# start of Given information

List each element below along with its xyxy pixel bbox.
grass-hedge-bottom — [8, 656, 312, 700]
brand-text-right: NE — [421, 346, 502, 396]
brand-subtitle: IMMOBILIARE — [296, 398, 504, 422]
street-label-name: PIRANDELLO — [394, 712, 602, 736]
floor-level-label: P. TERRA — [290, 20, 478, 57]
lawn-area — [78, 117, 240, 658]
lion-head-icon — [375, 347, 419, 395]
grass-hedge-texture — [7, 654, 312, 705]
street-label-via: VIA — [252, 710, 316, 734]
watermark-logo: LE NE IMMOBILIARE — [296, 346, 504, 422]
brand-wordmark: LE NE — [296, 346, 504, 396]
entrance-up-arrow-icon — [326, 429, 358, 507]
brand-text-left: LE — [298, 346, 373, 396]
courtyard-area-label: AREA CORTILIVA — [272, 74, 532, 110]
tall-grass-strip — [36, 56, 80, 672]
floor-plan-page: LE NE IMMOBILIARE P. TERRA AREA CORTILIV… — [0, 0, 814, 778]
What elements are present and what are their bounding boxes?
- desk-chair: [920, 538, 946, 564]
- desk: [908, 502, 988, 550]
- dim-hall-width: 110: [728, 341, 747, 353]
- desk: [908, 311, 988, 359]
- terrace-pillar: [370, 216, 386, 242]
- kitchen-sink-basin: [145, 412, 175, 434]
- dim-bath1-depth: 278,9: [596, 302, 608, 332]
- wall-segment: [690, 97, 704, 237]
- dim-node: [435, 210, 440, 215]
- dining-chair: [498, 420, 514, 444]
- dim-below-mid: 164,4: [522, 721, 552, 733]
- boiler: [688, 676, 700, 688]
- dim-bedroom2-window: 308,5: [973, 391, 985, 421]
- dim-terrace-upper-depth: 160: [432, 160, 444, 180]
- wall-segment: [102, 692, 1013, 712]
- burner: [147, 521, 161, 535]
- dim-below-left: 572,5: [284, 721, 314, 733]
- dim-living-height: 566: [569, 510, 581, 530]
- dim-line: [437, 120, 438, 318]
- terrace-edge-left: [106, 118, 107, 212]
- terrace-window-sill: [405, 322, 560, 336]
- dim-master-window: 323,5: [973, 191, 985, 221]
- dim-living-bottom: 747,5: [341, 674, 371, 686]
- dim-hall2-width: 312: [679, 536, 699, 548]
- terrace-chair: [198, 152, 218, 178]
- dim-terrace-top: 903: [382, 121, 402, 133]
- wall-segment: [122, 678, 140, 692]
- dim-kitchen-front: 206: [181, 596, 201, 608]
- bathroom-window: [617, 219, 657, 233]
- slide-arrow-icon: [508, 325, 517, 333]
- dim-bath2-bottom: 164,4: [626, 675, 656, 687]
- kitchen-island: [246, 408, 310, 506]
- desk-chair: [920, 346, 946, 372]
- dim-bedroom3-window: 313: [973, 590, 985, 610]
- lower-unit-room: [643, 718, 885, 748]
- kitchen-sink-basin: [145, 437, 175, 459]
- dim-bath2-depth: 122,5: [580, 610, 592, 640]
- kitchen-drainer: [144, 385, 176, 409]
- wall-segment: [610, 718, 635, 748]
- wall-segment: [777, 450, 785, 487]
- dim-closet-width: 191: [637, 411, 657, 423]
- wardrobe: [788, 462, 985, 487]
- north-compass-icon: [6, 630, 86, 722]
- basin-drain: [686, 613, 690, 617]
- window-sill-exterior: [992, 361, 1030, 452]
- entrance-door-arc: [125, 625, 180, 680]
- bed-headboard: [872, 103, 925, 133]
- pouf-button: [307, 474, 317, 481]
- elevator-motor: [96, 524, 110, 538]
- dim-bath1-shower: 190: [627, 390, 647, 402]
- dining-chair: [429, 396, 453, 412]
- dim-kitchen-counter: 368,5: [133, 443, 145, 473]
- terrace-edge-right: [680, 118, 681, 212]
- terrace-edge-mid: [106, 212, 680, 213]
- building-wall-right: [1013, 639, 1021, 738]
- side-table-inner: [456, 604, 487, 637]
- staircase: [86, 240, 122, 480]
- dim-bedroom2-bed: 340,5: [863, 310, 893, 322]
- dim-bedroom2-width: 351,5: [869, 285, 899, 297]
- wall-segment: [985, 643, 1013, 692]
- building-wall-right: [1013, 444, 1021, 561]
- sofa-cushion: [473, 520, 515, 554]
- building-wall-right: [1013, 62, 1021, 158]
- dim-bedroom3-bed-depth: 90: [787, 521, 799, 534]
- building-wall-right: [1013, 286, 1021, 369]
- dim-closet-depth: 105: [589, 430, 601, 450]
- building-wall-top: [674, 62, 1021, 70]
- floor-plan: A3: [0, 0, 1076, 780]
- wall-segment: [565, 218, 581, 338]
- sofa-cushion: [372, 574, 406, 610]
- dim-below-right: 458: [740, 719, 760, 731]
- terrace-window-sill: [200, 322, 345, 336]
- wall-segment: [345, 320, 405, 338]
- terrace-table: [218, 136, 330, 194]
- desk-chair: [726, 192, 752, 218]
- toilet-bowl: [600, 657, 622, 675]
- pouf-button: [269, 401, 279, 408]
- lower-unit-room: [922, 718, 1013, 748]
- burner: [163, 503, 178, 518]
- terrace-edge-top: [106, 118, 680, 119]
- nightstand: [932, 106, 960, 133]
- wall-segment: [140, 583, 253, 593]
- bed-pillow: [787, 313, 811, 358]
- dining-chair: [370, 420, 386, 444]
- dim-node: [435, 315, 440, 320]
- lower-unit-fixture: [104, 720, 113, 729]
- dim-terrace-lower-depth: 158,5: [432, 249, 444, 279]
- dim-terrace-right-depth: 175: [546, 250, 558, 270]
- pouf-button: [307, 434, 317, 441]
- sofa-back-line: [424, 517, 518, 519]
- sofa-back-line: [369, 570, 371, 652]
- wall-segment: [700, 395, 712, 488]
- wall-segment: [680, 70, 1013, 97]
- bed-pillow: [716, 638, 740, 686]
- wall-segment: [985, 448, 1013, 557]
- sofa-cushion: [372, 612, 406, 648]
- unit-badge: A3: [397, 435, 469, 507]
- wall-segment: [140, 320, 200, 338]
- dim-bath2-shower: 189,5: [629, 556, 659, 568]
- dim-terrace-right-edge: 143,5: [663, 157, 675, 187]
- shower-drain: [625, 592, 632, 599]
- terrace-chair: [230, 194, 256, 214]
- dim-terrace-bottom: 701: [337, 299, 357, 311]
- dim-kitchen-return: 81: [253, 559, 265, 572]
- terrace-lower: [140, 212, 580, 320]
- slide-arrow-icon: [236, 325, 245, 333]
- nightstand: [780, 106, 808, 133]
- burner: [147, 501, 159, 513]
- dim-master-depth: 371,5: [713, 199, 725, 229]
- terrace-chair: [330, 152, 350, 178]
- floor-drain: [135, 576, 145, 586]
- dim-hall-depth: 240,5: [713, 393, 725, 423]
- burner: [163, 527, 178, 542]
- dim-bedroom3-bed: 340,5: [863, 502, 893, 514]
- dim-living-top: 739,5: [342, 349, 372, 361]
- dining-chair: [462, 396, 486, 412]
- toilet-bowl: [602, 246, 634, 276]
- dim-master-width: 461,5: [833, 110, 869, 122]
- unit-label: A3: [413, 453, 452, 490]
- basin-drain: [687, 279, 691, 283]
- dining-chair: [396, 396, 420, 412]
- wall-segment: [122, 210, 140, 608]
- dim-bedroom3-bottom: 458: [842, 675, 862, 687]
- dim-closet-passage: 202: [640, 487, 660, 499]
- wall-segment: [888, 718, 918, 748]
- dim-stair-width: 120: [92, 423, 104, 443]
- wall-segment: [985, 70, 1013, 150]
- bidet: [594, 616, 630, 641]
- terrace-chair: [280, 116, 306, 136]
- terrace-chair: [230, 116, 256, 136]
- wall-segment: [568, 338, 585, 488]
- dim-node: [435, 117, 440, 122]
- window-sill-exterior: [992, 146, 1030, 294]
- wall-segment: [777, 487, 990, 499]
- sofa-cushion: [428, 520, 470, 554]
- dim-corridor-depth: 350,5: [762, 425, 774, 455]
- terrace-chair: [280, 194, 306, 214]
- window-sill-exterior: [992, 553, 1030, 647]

# end of Given information

### What the task requires
Reproduce the rows word for word, beginning with the first one and going on through the row that contains "floor-level-label: P. TERRA", with both ends included.

### Worked solution
List each element below along with its xyxy pixel bbox.
grass-hedge-bottom — [8, 656, 312, 700]
brand-text-right: NE — [421, 346, 502, 396]
brand-subtitle: IMMOBILIARE — [296, 398, 504, 422]
street-label-name: PIRANDELLO — [394, 712, 602, 736]
floor-level-label: P. TERRA — [290, 20, 478, 57]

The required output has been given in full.